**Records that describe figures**

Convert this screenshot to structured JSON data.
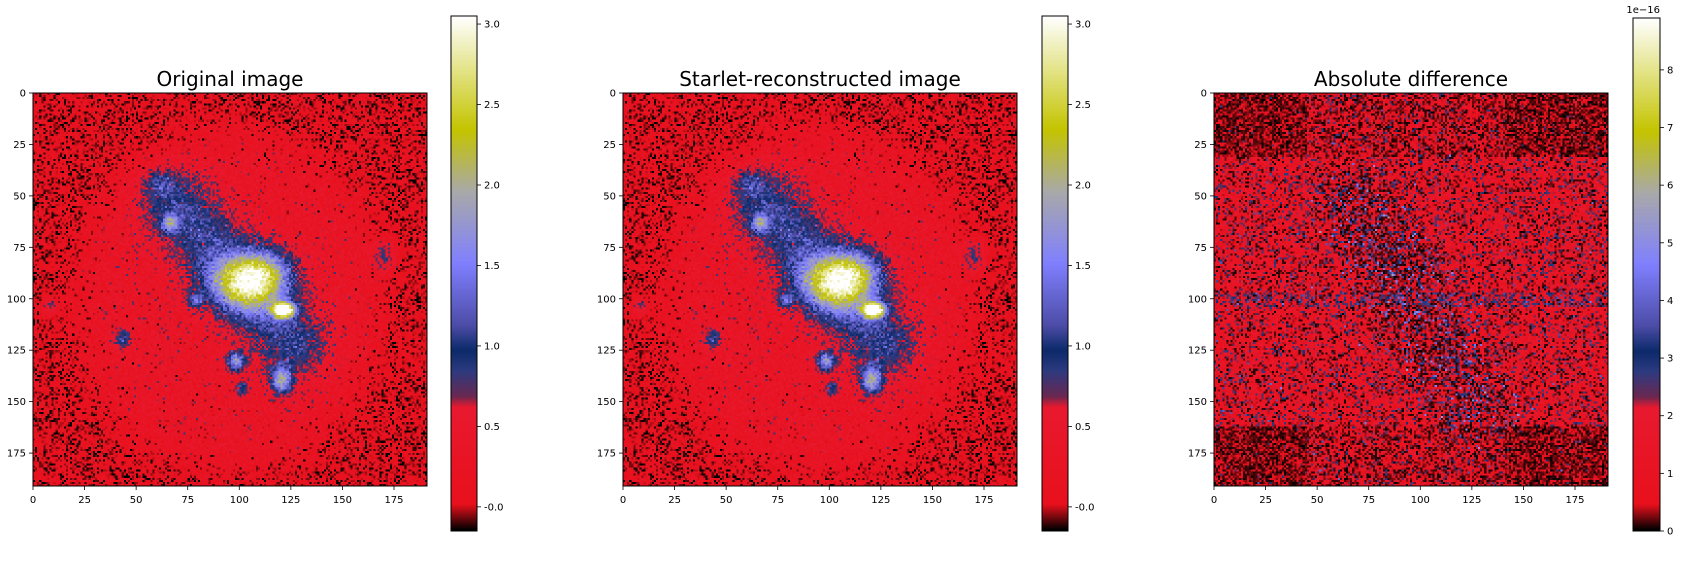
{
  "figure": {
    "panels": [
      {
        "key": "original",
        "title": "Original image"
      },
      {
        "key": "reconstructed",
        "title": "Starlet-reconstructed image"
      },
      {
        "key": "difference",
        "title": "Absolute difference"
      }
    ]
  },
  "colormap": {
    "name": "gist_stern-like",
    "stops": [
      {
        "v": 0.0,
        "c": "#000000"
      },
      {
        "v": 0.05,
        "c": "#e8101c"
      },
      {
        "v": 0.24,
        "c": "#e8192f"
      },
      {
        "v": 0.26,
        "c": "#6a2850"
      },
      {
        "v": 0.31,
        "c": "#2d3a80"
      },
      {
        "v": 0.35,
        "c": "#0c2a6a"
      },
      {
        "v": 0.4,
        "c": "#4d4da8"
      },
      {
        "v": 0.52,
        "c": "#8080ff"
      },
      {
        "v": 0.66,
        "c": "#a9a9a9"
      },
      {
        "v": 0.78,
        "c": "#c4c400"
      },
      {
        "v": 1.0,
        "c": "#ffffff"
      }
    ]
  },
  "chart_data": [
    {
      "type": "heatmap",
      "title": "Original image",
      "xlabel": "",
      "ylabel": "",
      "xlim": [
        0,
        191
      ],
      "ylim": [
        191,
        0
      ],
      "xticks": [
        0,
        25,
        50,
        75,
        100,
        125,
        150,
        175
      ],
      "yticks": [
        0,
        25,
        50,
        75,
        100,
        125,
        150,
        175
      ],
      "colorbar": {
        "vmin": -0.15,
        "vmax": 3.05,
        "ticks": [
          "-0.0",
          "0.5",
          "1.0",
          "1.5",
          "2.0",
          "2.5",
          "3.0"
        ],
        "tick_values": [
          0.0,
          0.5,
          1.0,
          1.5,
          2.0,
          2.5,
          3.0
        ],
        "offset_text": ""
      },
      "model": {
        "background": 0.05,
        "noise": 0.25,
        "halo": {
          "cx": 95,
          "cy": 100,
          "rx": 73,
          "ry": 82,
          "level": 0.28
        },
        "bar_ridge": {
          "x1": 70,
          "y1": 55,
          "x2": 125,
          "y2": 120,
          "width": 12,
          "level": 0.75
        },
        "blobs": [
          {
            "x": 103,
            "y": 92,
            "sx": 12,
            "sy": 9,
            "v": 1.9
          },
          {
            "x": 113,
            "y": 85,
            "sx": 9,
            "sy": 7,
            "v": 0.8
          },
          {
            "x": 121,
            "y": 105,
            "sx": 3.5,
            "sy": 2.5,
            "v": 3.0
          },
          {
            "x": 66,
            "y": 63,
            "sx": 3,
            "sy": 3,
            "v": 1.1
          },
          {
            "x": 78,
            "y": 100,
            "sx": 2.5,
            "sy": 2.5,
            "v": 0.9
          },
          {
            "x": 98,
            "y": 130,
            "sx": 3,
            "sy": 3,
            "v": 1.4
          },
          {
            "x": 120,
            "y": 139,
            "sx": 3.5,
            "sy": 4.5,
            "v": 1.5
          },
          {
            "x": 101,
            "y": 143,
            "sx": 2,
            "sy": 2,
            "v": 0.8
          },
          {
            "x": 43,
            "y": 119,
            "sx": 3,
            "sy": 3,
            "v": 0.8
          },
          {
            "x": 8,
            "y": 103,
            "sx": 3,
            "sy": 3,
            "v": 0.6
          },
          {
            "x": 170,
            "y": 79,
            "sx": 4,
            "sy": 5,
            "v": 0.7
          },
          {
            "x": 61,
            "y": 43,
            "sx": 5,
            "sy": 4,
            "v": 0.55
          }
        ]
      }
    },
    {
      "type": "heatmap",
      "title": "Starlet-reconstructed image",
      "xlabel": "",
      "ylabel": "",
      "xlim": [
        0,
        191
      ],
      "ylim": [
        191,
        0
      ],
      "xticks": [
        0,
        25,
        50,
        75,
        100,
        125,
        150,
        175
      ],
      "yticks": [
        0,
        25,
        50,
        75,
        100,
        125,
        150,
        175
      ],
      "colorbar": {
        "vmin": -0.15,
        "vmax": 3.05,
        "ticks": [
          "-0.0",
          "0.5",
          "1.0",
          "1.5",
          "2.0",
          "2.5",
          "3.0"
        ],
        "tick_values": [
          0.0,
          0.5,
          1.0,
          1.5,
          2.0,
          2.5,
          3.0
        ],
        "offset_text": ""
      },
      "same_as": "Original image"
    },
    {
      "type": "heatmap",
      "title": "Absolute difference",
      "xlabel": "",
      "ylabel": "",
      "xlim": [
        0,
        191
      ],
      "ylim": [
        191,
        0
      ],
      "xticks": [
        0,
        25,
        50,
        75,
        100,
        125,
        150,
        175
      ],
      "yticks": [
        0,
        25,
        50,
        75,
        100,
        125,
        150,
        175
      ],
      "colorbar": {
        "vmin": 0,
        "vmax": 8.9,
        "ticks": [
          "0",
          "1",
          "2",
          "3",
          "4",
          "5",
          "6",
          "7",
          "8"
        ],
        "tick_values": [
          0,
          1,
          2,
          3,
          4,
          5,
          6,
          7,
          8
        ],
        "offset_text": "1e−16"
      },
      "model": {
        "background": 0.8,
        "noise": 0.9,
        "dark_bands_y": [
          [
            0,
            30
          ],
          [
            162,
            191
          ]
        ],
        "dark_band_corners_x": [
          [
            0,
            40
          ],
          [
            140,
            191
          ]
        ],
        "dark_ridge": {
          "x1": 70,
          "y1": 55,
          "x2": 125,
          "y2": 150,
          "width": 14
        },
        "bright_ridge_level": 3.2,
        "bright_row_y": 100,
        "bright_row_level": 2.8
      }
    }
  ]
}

---

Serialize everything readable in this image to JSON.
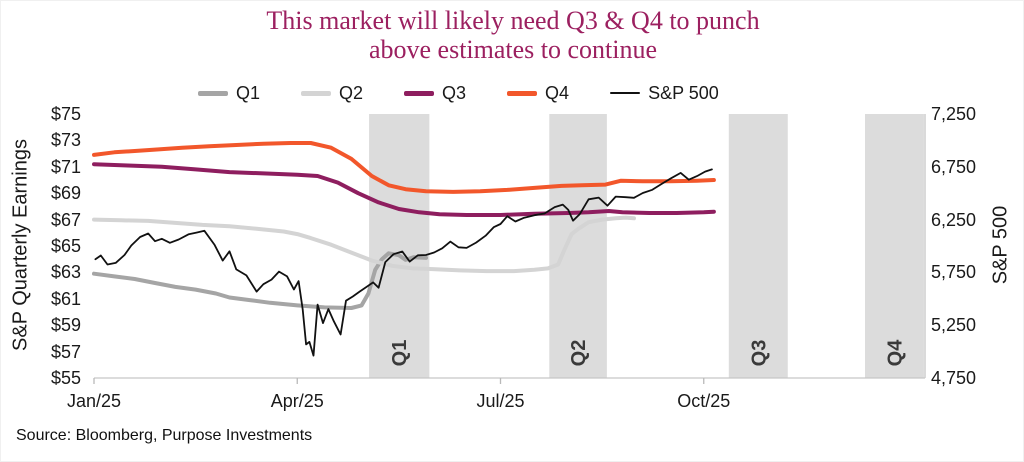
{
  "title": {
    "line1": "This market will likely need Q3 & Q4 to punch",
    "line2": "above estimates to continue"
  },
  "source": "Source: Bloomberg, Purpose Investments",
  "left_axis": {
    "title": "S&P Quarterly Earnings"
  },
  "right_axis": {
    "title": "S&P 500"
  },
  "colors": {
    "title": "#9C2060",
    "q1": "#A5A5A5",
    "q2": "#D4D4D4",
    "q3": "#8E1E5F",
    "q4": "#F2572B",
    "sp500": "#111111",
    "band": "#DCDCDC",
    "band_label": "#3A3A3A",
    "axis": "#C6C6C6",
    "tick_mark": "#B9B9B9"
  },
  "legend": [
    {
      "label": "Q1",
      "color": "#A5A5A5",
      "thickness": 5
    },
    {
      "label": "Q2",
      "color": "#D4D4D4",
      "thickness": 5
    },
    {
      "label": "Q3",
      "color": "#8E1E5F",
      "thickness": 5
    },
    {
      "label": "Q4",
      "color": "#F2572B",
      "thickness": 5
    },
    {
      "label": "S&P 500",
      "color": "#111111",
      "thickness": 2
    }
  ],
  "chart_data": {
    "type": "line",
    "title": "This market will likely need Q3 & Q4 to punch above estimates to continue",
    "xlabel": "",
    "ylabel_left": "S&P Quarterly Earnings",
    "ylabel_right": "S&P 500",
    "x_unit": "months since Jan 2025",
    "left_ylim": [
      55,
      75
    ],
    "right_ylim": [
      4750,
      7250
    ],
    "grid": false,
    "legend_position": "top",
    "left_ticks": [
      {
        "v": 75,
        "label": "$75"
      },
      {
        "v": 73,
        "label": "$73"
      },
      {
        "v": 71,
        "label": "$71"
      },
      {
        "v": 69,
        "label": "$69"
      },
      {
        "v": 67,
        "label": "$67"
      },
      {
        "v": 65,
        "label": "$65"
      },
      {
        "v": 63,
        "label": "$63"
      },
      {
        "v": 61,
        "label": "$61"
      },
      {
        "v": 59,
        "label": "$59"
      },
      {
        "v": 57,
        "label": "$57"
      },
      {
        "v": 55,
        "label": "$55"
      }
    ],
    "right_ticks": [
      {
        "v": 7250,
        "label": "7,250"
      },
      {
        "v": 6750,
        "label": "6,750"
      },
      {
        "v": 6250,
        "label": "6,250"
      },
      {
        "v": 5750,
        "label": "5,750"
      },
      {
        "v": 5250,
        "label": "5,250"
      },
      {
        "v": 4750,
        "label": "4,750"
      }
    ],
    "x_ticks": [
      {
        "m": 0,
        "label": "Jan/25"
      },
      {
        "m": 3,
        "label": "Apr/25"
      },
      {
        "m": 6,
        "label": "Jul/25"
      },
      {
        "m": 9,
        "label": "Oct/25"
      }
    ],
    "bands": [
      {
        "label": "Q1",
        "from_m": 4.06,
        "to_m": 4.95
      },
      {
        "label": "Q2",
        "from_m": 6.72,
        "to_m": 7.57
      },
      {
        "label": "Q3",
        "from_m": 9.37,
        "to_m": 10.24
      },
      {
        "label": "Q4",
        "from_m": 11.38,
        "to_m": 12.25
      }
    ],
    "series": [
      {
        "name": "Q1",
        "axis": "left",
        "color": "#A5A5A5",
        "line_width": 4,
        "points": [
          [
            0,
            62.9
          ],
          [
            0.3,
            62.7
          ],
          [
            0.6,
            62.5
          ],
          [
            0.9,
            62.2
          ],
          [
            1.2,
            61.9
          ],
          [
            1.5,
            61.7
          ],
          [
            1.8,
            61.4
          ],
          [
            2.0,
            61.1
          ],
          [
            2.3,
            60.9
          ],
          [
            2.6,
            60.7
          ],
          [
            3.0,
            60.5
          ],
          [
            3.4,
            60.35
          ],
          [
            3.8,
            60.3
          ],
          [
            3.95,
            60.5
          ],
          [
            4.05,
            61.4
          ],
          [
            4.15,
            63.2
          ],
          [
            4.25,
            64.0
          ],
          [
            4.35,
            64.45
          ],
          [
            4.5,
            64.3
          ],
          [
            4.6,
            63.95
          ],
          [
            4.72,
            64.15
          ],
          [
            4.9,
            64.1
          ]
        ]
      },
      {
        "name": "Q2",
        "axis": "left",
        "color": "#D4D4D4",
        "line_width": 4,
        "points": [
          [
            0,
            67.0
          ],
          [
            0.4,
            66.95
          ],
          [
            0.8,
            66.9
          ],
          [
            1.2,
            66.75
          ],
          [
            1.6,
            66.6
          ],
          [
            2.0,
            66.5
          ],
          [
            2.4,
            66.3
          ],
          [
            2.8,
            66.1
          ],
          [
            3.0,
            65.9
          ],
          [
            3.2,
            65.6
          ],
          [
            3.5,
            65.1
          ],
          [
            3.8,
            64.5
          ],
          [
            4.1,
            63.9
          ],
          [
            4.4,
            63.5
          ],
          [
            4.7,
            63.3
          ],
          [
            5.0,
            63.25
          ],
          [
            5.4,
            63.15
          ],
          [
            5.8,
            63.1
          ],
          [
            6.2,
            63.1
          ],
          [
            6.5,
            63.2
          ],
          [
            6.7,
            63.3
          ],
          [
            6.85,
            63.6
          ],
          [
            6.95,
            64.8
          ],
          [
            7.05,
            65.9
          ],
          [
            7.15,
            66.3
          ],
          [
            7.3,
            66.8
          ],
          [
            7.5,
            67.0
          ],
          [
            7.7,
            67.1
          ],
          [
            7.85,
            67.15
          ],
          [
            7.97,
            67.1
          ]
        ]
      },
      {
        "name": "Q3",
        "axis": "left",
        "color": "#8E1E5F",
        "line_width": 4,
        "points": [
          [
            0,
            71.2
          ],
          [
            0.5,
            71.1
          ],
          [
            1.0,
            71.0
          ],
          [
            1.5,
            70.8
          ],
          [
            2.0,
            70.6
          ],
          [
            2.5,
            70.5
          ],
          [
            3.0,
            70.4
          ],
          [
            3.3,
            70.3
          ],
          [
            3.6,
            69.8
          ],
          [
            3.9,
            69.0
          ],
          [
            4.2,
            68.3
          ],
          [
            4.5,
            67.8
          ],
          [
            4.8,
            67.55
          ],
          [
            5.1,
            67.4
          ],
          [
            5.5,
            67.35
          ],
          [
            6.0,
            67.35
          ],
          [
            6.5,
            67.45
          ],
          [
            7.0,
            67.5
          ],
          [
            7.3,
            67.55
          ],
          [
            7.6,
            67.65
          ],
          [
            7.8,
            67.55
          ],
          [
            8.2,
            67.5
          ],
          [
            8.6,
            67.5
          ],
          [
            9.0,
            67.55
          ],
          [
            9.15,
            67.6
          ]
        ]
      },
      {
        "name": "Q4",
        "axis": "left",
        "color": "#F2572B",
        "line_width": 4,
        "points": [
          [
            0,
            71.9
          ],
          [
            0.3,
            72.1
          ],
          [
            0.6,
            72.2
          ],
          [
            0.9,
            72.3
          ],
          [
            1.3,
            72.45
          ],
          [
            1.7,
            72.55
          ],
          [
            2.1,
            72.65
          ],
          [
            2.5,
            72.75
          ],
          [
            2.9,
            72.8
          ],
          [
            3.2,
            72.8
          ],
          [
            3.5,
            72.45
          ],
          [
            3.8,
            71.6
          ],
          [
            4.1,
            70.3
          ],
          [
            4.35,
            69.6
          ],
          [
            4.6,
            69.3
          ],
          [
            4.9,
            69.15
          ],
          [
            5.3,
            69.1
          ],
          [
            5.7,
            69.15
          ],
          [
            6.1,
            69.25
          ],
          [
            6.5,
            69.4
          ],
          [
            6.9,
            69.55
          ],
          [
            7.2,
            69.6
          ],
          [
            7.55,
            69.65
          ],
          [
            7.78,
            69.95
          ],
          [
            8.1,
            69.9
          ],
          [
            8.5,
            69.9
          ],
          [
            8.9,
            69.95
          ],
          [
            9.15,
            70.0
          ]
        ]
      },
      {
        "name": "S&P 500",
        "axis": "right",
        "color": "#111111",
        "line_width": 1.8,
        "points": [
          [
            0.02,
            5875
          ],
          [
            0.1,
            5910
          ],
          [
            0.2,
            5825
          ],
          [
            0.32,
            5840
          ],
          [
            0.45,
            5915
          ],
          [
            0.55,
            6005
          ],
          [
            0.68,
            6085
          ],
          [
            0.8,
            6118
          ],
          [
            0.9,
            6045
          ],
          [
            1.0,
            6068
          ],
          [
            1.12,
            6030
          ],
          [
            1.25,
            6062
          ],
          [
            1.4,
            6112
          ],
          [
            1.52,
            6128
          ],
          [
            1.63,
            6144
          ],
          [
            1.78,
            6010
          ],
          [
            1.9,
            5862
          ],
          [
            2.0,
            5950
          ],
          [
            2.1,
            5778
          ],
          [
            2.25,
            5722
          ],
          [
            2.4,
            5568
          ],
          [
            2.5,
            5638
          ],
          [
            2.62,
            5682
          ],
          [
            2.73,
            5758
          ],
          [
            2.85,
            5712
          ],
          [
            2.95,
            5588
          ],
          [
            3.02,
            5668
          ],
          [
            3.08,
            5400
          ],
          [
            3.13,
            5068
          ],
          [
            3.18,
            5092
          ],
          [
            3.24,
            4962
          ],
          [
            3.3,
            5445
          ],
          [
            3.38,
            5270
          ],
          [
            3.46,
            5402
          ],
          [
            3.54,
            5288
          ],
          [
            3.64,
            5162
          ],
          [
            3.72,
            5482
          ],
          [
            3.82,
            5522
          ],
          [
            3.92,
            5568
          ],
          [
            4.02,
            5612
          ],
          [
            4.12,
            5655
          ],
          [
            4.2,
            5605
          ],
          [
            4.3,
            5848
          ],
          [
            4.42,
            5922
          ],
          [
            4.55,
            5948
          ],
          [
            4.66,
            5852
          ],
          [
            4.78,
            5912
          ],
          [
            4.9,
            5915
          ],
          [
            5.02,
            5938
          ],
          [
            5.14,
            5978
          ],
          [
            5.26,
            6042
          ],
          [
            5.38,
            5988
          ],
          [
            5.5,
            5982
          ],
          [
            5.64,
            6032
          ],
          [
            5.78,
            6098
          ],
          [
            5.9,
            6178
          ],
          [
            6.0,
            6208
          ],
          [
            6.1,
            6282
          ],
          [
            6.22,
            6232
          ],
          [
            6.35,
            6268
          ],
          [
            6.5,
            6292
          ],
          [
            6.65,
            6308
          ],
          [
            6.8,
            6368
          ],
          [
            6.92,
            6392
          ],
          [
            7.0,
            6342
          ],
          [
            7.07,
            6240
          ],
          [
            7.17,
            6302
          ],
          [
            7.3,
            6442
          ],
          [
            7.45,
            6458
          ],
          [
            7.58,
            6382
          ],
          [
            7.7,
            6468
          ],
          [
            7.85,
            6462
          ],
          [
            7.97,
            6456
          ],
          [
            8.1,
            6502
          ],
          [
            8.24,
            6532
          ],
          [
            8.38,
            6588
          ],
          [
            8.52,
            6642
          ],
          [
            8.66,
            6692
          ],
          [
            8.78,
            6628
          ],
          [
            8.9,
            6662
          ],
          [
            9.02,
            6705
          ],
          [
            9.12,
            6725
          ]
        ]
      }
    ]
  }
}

**AIM OF THE TASK**
Go through the material and copy out every line with "above" in it.

**WRITTEN RESPONSE**
    "line2": "above estimates to continue"
    "title": "This market will likely need Q3 & Q4 to punch above estimates to continue",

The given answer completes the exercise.